PROBLEM TO WORK ON
Gather each line containing the string "fuerza" from these entries.

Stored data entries
>>>

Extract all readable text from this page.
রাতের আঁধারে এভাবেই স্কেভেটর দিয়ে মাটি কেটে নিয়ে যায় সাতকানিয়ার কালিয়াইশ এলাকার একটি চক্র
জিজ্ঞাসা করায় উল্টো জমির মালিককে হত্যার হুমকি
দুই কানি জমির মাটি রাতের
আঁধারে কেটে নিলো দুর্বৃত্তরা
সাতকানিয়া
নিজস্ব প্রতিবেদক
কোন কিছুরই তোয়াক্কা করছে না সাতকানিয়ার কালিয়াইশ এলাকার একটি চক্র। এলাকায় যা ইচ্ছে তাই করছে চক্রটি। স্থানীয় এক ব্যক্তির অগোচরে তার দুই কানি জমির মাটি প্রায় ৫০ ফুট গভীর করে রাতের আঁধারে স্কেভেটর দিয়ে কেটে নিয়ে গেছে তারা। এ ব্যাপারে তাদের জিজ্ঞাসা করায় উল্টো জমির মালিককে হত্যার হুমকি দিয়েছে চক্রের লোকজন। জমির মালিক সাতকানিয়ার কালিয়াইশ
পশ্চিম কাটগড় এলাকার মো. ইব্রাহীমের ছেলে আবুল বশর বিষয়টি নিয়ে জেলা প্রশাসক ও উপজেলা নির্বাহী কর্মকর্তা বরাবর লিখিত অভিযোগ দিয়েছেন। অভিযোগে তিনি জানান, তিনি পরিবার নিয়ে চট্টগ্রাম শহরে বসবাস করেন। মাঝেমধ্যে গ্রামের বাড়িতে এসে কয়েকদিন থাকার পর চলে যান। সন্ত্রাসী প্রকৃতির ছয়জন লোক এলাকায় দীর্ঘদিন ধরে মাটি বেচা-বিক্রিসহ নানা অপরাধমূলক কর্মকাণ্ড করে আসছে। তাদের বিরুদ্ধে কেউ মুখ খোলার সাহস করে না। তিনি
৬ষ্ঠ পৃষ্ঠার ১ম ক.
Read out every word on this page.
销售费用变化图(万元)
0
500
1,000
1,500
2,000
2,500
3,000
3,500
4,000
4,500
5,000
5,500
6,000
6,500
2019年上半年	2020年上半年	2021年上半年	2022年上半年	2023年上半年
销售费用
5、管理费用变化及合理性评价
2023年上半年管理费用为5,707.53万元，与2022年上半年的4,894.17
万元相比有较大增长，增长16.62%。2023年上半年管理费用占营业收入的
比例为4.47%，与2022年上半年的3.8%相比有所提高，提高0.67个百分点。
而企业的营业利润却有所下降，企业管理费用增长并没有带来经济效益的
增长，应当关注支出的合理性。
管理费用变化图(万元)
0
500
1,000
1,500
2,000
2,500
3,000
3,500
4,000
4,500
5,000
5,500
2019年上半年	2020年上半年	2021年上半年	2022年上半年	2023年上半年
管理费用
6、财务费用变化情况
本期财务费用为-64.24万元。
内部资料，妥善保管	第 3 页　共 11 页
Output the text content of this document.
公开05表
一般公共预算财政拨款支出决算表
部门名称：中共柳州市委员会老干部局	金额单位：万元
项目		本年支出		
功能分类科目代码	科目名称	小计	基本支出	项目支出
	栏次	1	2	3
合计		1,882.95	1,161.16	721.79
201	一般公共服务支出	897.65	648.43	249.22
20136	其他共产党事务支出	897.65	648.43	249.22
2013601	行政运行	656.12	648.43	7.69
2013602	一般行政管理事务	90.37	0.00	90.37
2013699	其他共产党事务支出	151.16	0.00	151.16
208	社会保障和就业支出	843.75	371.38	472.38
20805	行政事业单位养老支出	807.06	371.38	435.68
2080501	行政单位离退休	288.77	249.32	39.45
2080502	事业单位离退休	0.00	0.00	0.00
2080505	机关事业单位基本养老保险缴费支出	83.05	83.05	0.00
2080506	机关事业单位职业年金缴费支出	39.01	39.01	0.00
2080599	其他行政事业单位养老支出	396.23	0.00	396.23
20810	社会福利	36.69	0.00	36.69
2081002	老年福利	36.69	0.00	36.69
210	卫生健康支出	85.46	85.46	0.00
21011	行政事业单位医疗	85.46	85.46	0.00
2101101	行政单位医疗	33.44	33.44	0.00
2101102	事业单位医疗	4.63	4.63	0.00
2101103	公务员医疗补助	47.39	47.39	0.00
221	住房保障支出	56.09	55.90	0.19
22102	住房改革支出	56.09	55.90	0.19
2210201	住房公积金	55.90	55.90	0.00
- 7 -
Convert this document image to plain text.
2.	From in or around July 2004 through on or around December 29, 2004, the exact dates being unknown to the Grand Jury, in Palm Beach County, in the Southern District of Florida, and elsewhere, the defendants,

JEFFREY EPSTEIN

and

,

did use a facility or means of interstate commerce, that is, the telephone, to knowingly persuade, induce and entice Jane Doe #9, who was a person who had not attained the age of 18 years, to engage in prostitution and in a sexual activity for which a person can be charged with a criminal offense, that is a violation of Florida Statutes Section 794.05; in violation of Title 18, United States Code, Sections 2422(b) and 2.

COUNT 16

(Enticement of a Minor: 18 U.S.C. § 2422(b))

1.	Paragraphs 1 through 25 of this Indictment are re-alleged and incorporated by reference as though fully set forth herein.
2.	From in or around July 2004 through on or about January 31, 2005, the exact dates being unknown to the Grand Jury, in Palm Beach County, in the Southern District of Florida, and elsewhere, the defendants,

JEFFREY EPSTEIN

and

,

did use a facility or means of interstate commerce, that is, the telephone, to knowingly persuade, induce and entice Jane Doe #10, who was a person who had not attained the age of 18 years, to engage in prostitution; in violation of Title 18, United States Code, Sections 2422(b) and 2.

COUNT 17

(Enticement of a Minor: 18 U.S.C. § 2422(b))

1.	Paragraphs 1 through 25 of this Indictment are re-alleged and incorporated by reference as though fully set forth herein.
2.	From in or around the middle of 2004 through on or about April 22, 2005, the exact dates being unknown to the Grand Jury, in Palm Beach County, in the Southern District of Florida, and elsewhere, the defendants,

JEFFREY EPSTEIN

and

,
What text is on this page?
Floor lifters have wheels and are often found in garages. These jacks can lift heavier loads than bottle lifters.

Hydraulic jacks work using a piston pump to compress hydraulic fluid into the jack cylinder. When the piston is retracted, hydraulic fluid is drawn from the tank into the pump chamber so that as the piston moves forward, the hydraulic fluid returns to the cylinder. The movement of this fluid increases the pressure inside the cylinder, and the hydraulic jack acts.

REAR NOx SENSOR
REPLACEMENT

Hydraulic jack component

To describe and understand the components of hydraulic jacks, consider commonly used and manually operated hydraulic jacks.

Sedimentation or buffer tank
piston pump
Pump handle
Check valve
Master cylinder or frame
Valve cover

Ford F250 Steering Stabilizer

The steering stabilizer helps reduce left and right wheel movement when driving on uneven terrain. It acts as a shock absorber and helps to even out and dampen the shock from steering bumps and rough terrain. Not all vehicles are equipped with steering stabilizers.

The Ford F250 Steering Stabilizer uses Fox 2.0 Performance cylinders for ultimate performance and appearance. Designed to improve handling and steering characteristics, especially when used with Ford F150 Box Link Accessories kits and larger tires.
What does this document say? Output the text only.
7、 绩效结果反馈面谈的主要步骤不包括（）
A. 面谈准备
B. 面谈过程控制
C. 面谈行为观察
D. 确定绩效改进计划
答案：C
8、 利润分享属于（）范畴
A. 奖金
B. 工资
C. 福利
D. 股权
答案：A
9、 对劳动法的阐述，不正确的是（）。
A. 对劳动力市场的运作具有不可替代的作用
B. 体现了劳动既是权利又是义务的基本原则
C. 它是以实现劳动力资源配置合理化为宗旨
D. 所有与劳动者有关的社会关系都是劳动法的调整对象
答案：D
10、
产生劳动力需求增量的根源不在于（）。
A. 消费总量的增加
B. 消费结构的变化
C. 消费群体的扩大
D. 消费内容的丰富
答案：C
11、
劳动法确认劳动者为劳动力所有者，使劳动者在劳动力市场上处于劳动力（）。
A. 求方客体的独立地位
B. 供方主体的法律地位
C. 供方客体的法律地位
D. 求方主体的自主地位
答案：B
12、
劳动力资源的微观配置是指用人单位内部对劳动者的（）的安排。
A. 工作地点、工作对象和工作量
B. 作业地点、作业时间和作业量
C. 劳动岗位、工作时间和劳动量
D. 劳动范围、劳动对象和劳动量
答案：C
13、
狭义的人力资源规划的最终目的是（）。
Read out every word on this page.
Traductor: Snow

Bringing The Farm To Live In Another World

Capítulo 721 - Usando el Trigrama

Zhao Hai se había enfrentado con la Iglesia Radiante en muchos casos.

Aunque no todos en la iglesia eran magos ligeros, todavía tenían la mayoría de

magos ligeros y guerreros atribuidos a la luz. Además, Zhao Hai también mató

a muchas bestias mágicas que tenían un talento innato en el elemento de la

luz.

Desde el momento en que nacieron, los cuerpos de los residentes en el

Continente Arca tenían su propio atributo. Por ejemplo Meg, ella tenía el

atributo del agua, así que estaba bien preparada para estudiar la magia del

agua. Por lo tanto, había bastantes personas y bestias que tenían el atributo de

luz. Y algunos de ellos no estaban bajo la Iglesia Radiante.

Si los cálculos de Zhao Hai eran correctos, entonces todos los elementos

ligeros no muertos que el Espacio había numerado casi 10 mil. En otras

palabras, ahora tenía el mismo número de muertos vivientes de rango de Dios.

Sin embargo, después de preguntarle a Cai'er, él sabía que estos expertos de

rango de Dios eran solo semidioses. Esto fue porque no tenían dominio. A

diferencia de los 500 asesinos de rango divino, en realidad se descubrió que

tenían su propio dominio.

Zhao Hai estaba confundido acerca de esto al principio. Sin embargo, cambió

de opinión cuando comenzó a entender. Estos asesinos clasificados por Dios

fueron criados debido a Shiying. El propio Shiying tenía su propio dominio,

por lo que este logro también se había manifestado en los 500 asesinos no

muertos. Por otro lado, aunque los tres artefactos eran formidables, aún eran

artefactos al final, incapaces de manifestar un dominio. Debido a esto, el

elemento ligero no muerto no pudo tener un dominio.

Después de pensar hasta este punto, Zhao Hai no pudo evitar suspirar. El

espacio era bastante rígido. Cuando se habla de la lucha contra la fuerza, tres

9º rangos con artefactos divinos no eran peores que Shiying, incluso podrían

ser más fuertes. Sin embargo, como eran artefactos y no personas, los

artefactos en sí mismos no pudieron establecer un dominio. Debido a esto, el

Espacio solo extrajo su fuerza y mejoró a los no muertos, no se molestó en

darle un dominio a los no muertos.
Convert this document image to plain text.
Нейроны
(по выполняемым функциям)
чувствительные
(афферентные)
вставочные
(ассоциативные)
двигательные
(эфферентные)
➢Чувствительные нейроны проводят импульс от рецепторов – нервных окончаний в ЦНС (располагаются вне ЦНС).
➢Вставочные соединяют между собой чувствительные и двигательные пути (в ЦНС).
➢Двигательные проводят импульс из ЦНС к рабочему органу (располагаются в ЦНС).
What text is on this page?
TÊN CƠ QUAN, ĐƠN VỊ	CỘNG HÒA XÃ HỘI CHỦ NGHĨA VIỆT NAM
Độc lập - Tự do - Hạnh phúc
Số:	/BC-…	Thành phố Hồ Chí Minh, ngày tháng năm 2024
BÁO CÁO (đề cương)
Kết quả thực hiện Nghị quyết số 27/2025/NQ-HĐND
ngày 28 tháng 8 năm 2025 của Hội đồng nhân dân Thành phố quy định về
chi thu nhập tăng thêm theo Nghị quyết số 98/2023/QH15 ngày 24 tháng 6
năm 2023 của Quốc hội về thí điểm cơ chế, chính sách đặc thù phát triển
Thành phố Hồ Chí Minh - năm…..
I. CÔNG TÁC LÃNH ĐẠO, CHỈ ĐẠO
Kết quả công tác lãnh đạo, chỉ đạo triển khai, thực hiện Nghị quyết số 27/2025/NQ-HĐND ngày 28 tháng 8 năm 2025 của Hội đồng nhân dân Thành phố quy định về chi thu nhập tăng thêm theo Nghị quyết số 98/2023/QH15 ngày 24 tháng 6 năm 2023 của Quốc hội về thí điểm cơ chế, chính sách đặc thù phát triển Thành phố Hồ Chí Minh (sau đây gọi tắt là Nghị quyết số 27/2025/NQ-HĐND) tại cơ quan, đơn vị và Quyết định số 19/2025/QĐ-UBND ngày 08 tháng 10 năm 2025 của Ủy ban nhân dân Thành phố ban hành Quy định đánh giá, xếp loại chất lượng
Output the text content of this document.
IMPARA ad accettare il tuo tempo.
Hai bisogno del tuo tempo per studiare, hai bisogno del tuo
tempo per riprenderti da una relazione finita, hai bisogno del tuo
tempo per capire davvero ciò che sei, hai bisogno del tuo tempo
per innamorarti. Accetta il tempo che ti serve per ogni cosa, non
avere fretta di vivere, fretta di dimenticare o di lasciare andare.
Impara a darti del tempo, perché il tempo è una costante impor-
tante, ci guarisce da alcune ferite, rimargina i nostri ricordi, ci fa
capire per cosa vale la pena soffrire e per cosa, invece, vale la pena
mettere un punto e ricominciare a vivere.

<<<

RESULT OF THE TASK
espacio era bastante rígido. Cuando se habla de la lucha contra la fuerza, tres
Espacio solo extrajo su fuerza y mejoró a los no muertos, no se molestó en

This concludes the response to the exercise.